╭──

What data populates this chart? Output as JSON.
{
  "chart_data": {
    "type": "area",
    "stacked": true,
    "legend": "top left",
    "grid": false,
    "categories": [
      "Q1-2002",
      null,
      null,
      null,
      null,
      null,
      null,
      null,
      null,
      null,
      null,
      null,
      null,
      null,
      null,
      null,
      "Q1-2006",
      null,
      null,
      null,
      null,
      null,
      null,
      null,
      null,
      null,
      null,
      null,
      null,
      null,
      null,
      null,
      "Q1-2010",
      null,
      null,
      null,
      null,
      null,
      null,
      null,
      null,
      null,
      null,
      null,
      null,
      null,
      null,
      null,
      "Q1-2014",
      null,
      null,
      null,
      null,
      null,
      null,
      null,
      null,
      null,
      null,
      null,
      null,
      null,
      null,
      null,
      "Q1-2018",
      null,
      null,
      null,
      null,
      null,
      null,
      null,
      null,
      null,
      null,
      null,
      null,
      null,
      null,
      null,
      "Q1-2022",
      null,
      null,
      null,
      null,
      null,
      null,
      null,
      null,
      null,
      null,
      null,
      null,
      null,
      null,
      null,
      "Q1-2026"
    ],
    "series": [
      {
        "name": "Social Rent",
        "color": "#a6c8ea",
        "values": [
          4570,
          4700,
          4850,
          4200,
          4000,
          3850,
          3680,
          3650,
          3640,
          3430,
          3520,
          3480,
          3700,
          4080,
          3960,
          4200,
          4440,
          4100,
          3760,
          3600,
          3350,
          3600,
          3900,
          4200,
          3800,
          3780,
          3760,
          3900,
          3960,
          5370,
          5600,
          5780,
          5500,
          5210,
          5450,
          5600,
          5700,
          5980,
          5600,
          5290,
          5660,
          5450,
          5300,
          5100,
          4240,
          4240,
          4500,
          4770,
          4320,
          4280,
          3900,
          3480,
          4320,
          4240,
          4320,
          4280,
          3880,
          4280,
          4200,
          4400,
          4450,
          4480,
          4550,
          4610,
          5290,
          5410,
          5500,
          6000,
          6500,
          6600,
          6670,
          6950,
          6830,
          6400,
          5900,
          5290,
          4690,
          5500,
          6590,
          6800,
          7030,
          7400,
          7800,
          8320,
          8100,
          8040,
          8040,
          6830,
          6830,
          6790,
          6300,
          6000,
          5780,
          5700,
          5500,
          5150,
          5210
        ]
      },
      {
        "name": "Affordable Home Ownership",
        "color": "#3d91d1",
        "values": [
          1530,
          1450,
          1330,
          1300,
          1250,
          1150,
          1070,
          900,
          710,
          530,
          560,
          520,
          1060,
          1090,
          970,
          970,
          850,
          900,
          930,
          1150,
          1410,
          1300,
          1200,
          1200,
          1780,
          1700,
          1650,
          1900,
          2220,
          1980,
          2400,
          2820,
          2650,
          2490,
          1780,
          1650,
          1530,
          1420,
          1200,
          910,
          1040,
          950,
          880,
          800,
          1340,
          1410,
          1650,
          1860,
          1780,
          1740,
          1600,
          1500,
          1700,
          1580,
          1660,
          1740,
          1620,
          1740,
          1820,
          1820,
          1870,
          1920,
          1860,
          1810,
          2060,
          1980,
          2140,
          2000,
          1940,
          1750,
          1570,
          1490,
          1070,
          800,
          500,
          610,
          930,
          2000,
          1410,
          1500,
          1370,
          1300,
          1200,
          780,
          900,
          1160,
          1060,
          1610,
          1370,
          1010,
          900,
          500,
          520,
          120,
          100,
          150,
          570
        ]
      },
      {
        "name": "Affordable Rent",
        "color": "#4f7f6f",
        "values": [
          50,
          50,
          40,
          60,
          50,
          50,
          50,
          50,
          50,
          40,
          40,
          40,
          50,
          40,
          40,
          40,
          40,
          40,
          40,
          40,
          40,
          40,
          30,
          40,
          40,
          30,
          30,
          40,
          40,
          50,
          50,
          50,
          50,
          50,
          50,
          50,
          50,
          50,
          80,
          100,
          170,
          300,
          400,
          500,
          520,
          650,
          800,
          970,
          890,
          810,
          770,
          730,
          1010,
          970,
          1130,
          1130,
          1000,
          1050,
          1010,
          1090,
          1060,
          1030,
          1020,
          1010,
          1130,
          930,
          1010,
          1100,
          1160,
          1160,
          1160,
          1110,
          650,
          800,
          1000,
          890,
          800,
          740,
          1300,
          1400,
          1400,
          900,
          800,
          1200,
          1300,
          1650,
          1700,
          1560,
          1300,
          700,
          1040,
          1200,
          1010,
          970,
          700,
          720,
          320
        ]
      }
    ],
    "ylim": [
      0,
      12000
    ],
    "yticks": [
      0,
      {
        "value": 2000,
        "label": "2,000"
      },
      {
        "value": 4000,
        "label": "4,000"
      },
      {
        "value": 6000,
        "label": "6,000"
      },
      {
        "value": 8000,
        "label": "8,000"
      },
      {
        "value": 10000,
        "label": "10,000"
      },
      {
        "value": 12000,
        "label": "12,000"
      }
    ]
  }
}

╰──

> **THE REQUEST**
Go through the listing and print each line exactly as it appears.

> **FINISHED ANSWER**
What data populates this chart? Output as JSON.
{
  "chart_data": {
    "type": "area",
    "stacked": true,
    "legend": "top left",
    "grid": false,
    "categories": [
      "Q1-2002",
      null,
      null,
      null,
      null,
      null,
      null,
      null,
      null,
      null,
      null,
      null,
      null,
      null,
      null,
      null,
      "Q1-2006",
      null,
      null,
      null,
      null,
      null,
      null,
      null,
      null,
      null,
      null,
      null,
      null,
      null,
      null,
      null,
      "Q1-2010",
      null,
      null,
      null,
      null,
      null,
      null,
      null,
      null,
      null,
      null,
      null,
      null,
      null,
      null,
      null,
      "Q1-2014",
      null,
      null,
      null,
      null,
      null,
      null,
      null,
      null,
      null,
      null,
      null,
      null,
      null,
      null,
      null,
      "Q1-2018",
      null,
      null,
      null,
      null,
      null,
      null,
      null,
      null,
      null,
      null,
      null,
      null,
      null,
      null,
      null,
      "Q1-2022",
      null,
      null,
      null,
      null,
      null,
      null,
      null,
      null,
      null,
      null,
      null,
      null,
      null,
      null,
      null,
      "Q1-2026"
    ],
    "series": [
      {
        "name": "Social Rent",
        "color": "#a6c8ea",
        "values": [
          4570,
          4700,
          4850,
          4200,
          4000,
          3850,
          3680,
          3650,
          3640,
          3430,
          3520,
          3480,
          3700,
          4080,
          3960,
          4200,
          4440,
          4100,
          3760,
          3600,
          3350,
          3600,
          3900,
          4200,
          3800,
          3780,
          3760,
          3900,
          3960,
          5370,
          5600,
          5780,
          5500,
          5210,
          5450,
          5600,
          5700,
          5980,
          5600,
          5290,
          5660,
          5450,
          5300,
          5100,
          4240,
          4240,
          4500,
          4770,
          4320,
          4280,
          3900,
          3480,
          4320,
          4240,
          4320,
          4280,
          3880,
          4280,
          4200,
          4400,
          4450,
          4480,
          4550,
          4610,
          5290,
          5410,
          5500,
          6000,
          6500,
          6600,
          6670,
          6950,
          6830,
          6400,
          5900,
          5290,
          4690,
          5500,
          6590,
          6800,
          7030,
          7400,
          7800,
          8320,
          8100,
          8040,
          8040,
          6830,
          6830,
          6790,
          6300,
          6000,
          5780,
          5700,
          5500,
          5150,
          5210
        ]
      },
      {
        "name": "Affordable Home Ownership",
        "color": "#3d91d1",
        "values": [
          1530,
          1450,
          1330,
          1300,
          1250,
          1150,
          1070,
          900,
          710,
          530,
          560,
          520,
          1060,
          1090,
          970,
          970,
          850,
          900,
          930,
          1150,
          1410,
          1300,
          1200,
          1200,
          1780,
          1700,
          1650,
          1900,
          2220,
          1980,
          2400,
          2820,
          2650,
          2490,
          1780,
          1650,
          1530,
          1420,
          1200,
          910,
          1040,
          950,
          880,
          800,
          1340,
          1410,
          1650,
          1860,
          1780,
          1740,
          1600,
          1500,
          1700,
          1580,
          1660,
          1740,
          1620,
          1740,
          1820,
          1820,
          1870,
          1920,
          1860,
          1810,
          2060,
          1980,
          2140,
          2000,
          1940,
          1750,
          1570,
          1490,
          1070,
          800,
          500,
          610,
          930,
          2000,
          1410,
          1500,
          1370,
          1300,
          1200,
          780,
          900,
          1160,
          1060,
          1610,
          1370,
          1010,
          900,
          500,
          520,
          120,
          100,
          150,
          570
        ]
      },
      {
        "name": "Affordable Rent",
        "color": "#4f7f6f",
        "values": [
          50,
          50,
          40,
          60,
          50,
          50,
          50,
          50,
          50,
          40,
          40,
          40,
          50,
          40,
          40,
          40,
          40,
          40,
          40,
          40,
          40,
          40,
          30,
          40,
          40,
          30,
          30,
          40,
          40,
          50,
          50,
          50,
          50,
          50,
          50,
          50,
          50,
          50,
          80,
          100,
          170,
          300,
          400,
          500,
          520,
          650,
          800,
          970,
          890,
          810,
          770,
          730,
          1010,
          970,
          1130,
          1130,
          1000,
          1050,
          1010,
          1090,
          1060,
          1030,
          1020,
          1010,
          1130,
          930,
          1010,
          1100,
          1160,
          1160,
          1160,
          1110,
          650,
          800,
          1000,
          890,
          800,
          740,
          1300,
          1400,
          1400,
          900,
          800,
          1200,
          1300,
          1650,
          1700,
          1560,
          1300,
          700,
          1040,
          1200,
          1010,
          970,
          700,
          720,
          320
        ]
      }
    ],
    "ylim": [
      0,
      12000
    ],
    "yticks": [
      0,
      {
        "value": 2000,
        "label": "2,000"
      },
      {
        "value": 4000,
        "label": "4,000"
      },
      {
        "value": 6000,
        "label": "6,000"
      },
      {
        "value": 8000,
        "label": "8,000"
      },
      {
        "value": 10000,
        "label": "10,000"
      },
      {
        "value": 12000,
        "label": "12,000"
      }
    ]
  }
}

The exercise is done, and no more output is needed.